**Problem to solve:** Find every line in the records below that contains the word "fritidshus", and copy each such line.

**Provided entries:**
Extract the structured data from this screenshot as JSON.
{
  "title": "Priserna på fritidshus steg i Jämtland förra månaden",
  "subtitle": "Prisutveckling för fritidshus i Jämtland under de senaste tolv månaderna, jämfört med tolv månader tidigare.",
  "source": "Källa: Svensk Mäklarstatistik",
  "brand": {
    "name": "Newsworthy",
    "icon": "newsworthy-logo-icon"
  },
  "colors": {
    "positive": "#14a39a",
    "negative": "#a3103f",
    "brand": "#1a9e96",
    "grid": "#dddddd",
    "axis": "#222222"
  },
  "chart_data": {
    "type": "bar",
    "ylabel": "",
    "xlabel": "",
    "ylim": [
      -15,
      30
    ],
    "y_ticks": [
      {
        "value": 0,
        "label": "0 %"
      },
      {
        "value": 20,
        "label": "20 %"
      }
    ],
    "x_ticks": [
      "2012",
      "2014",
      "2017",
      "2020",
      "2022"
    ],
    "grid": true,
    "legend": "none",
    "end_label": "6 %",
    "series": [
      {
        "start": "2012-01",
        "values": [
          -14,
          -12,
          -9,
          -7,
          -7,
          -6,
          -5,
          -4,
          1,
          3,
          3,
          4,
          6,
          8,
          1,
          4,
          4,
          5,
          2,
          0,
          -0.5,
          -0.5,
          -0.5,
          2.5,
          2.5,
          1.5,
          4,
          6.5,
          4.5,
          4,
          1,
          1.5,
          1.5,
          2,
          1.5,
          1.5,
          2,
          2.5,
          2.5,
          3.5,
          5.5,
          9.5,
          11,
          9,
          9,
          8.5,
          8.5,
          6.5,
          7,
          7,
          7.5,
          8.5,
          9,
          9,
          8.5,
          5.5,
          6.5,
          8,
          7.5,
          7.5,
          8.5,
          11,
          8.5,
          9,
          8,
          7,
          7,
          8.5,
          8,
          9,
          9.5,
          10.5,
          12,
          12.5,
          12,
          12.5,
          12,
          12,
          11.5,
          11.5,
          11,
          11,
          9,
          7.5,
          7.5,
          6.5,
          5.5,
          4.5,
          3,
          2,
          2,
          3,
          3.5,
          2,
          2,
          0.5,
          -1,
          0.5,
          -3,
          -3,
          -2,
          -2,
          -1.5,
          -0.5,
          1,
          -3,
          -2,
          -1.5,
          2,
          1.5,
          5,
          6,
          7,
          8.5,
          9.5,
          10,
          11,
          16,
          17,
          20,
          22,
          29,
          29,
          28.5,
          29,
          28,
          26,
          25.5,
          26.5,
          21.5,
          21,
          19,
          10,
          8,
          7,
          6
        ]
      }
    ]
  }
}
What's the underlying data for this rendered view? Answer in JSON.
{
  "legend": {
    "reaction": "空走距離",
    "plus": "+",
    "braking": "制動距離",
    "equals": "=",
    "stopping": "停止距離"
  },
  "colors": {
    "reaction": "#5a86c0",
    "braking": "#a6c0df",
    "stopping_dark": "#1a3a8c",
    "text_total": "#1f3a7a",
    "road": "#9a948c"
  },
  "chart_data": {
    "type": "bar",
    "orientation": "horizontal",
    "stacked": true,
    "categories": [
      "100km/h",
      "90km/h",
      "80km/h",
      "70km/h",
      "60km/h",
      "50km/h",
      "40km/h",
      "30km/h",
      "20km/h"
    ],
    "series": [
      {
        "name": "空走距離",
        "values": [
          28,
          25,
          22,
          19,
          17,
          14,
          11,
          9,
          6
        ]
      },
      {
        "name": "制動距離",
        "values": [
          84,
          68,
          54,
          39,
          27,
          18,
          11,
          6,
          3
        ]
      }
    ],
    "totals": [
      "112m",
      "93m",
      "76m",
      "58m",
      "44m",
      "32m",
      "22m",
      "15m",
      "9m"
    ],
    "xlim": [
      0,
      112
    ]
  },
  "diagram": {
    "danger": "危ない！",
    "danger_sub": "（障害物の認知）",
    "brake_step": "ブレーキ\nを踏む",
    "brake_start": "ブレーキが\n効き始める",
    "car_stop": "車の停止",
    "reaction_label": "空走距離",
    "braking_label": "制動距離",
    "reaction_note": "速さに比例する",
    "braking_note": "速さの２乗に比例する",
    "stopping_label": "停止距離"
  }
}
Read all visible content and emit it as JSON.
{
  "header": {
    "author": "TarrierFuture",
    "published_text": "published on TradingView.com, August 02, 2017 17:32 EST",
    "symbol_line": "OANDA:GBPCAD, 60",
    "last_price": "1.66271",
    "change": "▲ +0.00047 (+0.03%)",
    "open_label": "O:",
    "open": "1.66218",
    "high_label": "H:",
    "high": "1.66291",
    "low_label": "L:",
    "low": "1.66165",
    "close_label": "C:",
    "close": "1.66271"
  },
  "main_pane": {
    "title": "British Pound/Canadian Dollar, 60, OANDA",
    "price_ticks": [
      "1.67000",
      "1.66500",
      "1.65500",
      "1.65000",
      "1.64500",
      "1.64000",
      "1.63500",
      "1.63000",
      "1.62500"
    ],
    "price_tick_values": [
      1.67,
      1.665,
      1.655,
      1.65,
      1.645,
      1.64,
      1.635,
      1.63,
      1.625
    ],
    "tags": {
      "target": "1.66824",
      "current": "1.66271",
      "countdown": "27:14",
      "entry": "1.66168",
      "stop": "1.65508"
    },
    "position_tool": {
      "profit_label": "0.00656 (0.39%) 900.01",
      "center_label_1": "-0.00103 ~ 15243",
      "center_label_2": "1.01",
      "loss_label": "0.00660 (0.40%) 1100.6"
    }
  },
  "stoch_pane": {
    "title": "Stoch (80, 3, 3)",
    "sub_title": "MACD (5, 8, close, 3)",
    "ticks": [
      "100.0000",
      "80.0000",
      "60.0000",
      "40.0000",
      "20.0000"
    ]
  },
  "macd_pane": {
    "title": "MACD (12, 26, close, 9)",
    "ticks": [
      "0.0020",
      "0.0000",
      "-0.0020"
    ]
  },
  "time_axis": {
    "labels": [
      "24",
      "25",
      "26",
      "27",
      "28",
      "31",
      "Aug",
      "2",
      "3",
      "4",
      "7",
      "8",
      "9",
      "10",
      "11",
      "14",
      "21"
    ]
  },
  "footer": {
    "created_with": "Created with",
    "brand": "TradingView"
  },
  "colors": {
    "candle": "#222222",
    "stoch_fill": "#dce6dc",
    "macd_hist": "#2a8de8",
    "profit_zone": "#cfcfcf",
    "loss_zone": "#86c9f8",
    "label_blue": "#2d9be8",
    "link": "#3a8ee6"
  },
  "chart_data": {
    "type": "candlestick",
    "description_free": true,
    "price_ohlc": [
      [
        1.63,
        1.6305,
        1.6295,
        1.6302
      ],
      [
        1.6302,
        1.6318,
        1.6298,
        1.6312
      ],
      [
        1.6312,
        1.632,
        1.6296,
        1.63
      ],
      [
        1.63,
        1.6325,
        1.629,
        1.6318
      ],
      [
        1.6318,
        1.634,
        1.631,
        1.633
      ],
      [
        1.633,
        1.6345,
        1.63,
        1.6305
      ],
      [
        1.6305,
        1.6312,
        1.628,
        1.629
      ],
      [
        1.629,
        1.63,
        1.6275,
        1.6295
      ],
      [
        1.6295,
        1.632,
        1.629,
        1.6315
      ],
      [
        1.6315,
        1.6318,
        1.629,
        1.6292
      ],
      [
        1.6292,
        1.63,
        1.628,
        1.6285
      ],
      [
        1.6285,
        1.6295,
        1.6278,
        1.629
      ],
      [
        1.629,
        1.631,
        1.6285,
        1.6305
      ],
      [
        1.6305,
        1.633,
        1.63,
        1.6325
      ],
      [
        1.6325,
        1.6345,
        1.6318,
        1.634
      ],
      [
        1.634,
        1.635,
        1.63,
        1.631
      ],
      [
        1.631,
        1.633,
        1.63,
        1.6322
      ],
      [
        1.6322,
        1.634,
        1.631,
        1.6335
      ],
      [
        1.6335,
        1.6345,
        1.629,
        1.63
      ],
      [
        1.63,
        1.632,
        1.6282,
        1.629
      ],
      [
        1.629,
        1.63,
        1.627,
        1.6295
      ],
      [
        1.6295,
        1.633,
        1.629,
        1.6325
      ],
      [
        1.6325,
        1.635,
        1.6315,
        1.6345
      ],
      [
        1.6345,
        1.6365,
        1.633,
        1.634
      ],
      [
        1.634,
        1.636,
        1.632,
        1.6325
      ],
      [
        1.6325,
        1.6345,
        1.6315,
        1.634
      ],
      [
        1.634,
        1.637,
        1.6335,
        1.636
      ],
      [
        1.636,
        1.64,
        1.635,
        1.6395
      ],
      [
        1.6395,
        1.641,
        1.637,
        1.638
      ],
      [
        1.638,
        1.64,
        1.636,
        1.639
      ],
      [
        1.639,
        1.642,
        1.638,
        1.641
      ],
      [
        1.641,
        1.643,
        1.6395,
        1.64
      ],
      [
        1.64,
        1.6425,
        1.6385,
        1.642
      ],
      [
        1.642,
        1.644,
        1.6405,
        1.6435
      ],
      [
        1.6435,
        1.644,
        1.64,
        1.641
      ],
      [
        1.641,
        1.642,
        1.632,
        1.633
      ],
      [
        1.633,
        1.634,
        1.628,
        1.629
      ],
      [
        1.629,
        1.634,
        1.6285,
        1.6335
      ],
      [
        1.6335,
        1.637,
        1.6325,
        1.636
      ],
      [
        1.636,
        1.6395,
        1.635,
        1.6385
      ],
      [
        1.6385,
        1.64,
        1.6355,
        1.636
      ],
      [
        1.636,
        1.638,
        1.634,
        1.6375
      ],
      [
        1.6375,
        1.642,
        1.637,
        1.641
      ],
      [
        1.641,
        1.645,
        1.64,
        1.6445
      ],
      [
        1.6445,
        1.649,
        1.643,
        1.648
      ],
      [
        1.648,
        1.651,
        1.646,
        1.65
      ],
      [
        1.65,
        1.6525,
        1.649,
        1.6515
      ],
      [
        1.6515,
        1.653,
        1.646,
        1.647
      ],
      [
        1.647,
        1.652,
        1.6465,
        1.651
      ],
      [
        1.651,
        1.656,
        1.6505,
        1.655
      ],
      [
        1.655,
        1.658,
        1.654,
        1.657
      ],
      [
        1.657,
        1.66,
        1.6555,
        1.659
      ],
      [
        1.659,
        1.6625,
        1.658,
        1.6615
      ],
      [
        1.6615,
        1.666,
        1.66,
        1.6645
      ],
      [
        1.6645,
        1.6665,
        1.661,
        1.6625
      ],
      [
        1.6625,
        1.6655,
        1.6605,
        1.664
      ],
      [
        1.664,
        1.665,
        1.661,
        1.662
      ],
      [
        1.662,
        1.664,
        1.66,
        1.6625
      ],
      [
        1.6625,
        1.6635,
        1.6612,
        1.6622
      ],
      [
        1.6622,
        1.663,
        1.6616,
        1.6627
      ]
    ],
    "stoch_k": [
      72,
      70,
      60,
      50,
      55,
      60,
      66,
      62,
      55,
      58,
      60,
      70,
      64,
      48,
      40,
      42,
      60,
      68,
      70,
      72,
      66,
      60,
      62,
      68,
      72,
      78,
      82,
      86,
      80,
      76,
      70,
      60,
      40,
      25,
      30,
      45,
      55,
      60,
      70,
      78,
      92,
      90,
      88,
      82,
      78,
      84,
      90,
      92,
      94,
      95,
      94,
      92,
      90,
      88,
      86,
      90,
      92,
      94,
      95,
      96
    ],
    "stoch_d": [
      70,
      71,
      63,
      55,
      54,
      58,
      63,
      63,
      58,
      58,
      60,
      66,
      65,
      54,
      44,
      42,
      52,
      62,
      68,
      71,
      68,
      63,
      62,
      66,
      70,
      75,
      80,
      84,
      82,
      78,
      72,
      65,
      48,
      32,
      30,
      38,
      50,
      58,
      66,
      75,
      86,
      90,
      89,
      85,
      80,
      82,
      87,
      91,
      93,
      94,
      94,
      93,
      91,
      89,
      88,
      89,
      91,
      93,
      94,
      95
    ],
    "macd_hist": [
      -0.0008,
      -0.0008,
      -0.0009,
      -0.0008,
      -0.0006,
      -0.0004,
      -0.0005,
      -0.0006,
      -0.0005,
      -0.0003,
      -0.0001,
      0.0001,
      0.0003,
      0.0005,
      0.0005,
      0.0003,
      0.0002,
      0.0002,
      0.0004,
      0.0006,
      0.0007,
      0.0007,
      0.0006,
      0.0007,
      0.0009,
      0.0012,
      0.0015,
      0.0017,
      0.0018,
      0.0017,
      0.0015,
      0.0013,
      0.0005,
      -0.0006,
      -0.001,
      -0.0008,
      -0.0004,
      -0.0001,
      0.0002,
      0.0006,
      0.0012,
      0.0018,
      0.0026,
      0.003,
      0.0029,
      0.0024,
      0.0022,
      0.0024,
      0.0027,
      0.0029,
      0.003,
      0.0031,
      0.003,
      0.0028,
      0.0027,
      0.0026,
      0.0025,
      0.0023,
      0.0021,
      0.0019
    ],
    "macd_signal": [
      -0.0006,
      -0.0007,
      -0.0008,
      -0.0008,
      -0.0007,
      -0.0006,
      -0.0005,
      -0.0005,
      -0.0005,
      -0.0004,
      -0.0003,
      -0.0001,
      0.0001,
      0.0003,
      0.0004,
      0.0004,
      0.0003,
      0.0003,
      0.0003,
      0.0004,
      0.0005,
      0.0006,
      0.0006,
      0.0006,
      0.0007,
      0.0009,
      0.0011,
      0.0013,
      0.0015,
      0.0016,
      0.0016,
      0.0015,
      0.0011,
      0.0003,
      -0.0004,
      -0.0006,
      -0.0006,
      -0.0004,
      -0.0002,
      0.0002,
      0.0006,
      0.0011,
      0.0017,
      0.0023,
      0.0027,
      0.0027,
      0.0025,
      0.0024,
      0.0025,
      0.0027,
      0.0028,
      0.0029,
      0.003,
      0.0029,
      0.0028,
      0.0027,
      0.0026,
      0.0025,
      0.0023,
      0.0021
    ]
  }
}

**Answer for this exercise:**
  "title": "Priserna på fritidshus steg i Jämtland förra månaden",
  "subtitle": "Prisutveckling för fritidshus i Jämtland under de senaste tolv månaderna, jämfört med tolv månader tidigare.",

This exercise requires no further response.